# The request
Output all lines exactly, with nothing added or dropped.

# Dataset records
* * *
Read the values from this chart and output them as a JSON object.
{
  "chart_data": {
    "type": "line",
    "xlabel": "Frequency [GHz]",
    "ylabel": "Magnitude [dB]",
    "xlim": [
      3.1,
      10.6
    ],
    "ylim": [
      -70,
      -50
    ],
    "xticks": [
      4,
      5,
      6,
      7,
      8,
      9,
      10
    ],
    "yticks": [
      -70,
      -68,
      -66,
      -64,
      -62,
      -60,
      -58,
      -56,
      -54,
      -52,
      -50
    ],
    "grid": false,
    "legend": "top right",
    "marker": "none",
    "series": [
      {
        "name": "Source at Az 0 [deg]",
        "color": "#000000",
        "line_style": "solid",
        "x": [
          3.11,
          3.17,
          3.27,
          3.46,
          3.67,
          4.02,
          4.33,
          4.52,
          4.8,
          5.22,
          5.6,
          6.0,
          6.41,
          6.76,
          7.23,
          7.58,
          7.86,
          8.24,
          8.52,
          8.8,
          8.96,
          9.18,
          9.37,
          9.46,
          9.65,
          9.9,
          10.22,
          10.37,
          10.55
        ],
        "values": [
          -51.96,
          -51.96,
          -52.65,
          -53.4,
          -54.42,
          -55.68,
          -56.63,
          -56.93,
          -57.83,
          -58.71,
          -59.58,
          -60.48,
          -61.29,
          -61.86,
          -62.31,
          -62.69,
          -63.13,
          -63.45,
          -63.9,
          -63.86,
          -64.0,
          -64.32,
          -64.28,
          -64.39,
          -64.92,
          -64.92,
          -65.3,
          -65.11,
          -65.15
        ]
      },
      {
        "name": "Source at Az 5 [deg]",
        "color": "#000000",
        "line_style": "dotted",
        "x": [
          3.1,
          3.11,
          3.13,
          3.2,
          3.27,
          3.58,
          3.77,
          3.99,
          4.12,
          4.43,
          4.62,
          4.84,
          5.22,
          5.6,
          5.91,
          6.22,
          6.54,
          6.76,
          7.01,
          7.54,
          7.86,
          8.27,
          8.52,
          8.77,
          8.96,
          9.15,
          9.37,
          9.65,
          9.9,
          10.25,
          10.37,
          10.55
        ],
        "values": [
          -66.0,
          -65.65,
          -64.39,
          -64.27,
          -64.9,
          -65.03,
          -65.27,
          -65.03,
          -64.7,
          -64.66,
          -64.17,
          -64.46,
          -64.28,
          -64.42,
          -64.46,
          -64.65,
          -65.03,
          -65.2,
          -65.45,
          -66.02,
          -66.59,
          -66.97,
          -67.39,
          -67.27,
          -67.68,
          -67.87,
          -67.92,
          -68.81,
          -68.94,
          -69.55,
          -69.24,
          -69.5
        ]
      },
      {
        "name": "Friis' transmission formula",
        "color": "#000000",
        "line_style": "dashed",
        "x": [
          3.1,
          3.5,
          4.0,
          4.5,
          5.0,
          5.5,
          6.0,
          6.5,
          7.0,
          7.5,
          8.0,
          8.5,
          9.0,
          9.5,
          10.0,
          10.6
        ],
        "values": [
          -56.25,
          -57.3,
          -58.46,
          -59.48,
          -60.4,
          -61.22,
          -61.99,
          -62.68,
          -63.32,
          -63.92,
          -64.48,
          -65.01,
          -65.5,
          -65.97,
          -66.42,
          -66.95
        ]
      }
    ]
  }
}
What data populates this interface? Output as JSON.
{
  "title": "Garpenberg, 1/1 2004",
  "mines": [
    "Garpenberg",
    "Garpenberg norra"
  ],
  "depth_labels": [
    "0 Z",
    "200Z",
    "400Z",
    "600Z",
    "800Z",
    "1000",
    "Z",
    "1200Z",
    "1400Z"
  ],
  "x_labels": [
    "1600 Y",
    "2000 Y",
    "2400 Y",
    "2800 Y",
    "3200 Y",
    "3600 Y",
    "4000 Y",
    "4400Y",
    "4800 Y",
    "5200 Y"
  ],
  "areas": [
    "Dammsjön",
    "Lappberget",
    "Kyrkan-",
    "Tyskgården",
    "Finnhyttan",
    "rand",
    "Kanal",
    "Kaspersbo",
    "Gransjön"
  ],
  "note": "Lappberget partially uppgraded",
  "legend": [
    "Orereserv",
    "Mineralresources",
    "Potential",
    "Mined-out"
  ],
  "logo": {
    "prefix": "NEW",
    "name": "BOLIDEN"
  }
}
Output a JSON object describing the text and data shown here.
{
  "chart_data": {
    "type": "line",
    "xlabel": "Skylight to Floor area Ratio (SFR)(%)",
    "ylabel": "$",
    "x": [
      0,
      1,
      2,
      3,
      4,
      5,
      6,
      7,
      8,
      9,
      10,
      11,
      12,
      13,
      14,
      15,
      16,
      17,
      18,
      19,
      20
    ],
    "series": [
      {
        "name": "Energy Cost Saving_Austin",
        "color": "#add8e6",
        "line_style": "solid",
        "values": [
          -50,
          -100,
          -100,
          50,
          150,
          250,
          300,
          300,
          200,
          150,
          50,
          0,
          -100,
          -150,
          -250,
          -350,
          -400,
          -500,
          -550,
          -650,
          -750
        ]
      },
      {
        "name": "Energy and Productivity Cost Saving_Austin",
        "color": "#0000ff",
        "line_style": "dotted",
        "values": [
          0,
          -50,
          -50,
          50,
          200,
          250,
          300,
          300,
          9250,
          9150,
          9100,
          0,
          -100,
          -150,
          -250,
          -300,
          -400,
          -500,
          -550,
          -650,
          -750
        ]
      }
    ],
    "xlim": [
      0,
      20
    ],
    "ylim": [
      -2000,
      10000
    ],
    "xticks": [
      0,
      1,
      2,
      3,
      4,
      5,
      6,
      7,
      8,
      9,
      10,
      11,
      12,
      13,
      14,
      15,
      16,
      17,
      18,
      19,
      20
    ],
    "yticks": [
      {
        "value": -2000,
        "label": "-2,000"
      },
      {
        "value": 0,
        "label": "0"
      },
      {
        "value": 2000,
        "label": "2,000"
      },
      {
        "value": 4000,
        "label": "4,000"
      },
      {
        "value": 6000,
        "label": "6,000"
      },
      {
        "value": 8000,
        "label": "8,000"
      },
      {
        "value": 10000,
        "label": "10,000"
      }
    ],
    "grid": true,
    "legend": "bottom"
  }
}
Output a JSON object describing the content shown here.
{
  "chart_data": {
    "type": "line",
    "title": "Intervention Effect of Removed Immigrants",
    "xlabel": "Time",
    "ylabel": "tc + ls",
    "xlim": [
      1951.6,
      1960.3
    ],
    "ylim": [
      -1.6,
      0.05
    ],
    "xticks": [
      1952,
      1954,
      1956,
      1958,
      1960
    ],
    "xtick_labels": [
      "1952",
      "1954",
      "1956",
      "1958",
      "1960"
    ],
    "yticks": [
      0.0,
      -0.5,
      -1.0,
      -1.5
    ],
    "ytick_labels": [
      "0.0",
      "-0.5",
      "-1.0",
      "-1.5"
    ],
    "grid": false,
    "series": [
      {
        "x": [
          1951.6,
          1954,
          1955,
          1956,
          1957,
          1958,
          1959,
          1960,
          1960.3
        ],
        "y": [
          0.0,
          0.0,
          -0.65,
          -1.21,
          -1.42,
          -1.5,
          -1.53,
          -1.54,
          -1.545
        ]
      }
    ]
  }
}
* * *
# Result of this exercise
Read the values from this chart and output them as a JSON object.
{
  "chart_data": {
    "type": "line",
    "xlabel": "Frequency [GHz]",
    "ylabel": "Magnitude [dB]",
    "xlim": [
      3.1,
      10.6
    ],
    "ylim": [
      -70,
      -50
    ],
    "xticks": [
      4,
      5,
      6,
      7,
      8,
      9,
      10
    ],
    "yticks": [
      -70,
      -68,
      -66,
      -64,
      -62,
      -60,
      -58,
      -56,
      -54,
      -52,
      -50
    ],
    "grid": false,
    "legend": "top right",
    "marker": "none",
    "series": [
      {
        "name": "Source at Az 0 [deg]",
        "color": "#000000",
        "line_style": "solid",
        "x": [
          3.11,
          3.17,
          3.27,
          3.46,
          3.67,
          4.02,
          4.33,
          4.52,
          4.8,
          5.22,
          5.6,
          6.0,
          6.41,
          6.76,
          7.23,
          7.58,
          7.86,
          8.24,
          8.52,
          8.8,
          8.96,
          9.18,
          9.37,
          9.46,
          9.65,
          9.9,
          10.22,
          10.37,
          10.55
        ],
        "values": [
          -51.96,
          -51.96,
          -52.65,
          -53.4,
          -54.42,
          -55.68,
          -56.63,
          -56.93,
          -57.83,
          -58.71,
          -59.58,
          -60.48,
          -61.29,
          -61.86,
          -62.31,
          -62.69,
          -63.13,
          -63.45,
          -63.9,
          -63.86,
          -64.0,
          -64.32,
          -64.28,
          -64.39,
          -64.92,
          -64.92,
          -65.3,
          -65.11,
          -65.15
        ]
      },
      {
        "name": "Source at Az 5 [deg]",
        "color": "#000000",
        "line_style": "dotted",
        "x": [
          3.1,
          3.11,
          3.13,
          3.2,
          3.27,
          3.58,
          3.77,
          3.99,
          4.12,
          4.43,
          4.62,
          4.84,
          5.22,
          5.6,
          5.91,
          6.22,
          6.54,
          6.76,
          7.01,
          7.54,
          7.86,
          8.27,
          8.52,
          8.77,
          8.96,
          9.15,
          9.37,
          9.65,
          9.9,
          10.25,
          10.37,
          10.55
        ],
        "values": [
          -66.0,
          -65.65,
          -64.39,
          -64.27,
          -64.9,
          -65.03,
          -65.27,
          -65.03,
          -64.7,
          -64.66,
          -64.17,
          -64.46,
          -64.28,
          -64.42,
          -64.46,
          -64.65,
          -65.03,
          -65.2,
          -65.45,
          -66.02,
          -66.59,
          -66.97,
          -67.39,
          -67.27,
          -67.68,
          -67.87,
          -67.92,
          -68.81,
          -68.94,
          -69.55,
          -69.24,
          -69.5
        ]
      },
      {
        "name": "Friis' transmission formula",
        "color": "#000000",
        "line_style": "dashed",
        "x": [
          3.1,
          3.5,
          4.0,
          4.5,
          5.0,
          5.5,
          6.0,
          6.5,
          7.0,
          7.5,
          8.0,
          8.5,
          9.0,
          9.5,
          10.0,
          10.6
        ],
        "values": [
          -56.25,
          -57.3,
          -58.46,
          -59.48,
          -60.4,
          -61.22,
          -61.99,
          -62.68,
          -63.32,
          -63.92,
          -64.48,
          -65.01,
          -65.5,
          -65.97,
          -66.42,
          -66.95
        ]
      }
    ]
  }
}
What data populates this interface? Output as JSON.
{
  "title": "Garpenberg, 1/1 2004",
  "mines": [
    "Garpenberg",
    "Garpenberg norra"
  ],
  "depth_labels": [
    "0 Z",
    "200Z",
    "400Z",
    "600Z",
    "800Z",
    "1000",
    "Z",
    "1200Z",
    "1400Z"
  ],
  "x_labels": [
    "1600 Y",
    "2000 Y",
    "2400 Y",
    "2800 Y",
    "3200 Y",
    "3600 Y",
    "4000 Y",
    "4400Y",
    "4800 Y",
    "5200 Y"
  ],
  "areas": [
    "Dammsjön",
    "Lappberget",
    "Kyrkan-",
    "Tyskgården",
    "Finnhyttan",
    "rand",
    "Kanal",
    "Kaspersbo",
    "Gransjön"
  ],
  "note": "Lappberget partially uppgraded",
  "legend": [
    "Orereserv",
    "Mineralresources",
    "Potential",
    "Mined-out"
  ],
  "logo": {
    "prefix": "NEW",
    "name": "BOLIDEN"
  }
}
Output a JSON object describing the text and data shown here.
{
  "chart_data": {
    "type": "line",
    "xlabel": "Skylight to Floor area Ratio (SFR)(%)",
    "ylabel": "$",
    "x": [
      0,
      1,
      2,
      3,
      4,
      5,
      6,
      7,
      8,
      9,
      10,
      11,
      12,
      13,
      14,
      15,
      16,
      17,
      18,
      19,
      20
    ],
    "series": [
      {
        "name": "Energy Cost Saving_Austin",
        "color": "#add8e6",
        "line_style": "solid",
        "values": [
          -50,
          -100,
          -100,
          50,
          150,
          250,
          300,
          300,
          200,
          150,
          50,
          0,
          -100,
          -150,
          -250,
          -350,
          -400,
          -500,
          -550,
          -650,
          -750
        ]
      },
      {
        "name": "Energy and Productivity Cost Saving_Austin",
        "color": "#0000ff",
        "line_style": "dotted",
        "values": [
          0,
          -50,
          -50,
          50,
          200,
          250,
          300,
          300,
          9250,
          9150,
          9100,
          0,
          -100,
          -150,
          -250,
          -300,
          -400,
          -500,
          -550,
          -650,
          -750
        ]
      }
    ],
    "xlim": [
      0,
      20
    ],
    "ylim": [
      -2000,
      10000
    ],
    "xticks": [
      0,
      1,
      2,
      3,
      4,
      5,
      6,
      7,
      8,
      9,
      10,
      11,
      12,
      13,
      14,
      15,
      16,
      17,
      18,
      19,
      20
    ],
    "yticks": [
      {
        "value": -2000,
        "label": "-2,000"
      },
      {
        "value": 0,
        "label": "0"
      },
      {
        "value": 2000,
        "label": "2,000"
      },
      {
        "value": 4000,
        "label": "4,000"
      },
      {
        "value": 6000,
        "label": "6,000"
      },
      {
        "value": 8000,
        "label": "8,000"
      },
      {
        "value": 10000,
        "label": "10,000"
      }
    ],
    "grid": true,
    "legend": "bottom"
  }
}
Output a JSON object describing the content shown here.
{
  "chart_data": {
    "type": "line",
    "title": "Intervention Effect of Removed Immigrants",
    "xlabel": "Time",
    "ylabel": "tc + ls",
    "xlim": [
      1951.6,
      1960.3
    ],
    "ylim": [
      -1.6,
      0.05
    ],
    "xticks": [
      1952,
      1954,
      1956,
      1958,
      1960
    ],
    "xtick_labels": [
      "1952",
      "1954",
      "1956",
      "1958",
      "1960"
    ],
    "yticks": [
      0.0,
      -0.5,
      -1.0,
      -1.5
    ],
    "ytick_labels": [
      "0.0",
      "-0.5",
      "-1.0",
      "-1.5"
    ],
    "grid": false,
    "series": [
      {
        "x": [
          1951.6,
          1954,
          1955,
          1956,
          1957,
          1958,
          1959,
          1960,
          1960.3
        ],
        "y": [
          0.0,
          0.0,
          -0.65,
          -1.21,
          -1.42,
          -1.5,
          -1.53,
          -1.54,
          -1.545
        ]
      }
    ]
  }
}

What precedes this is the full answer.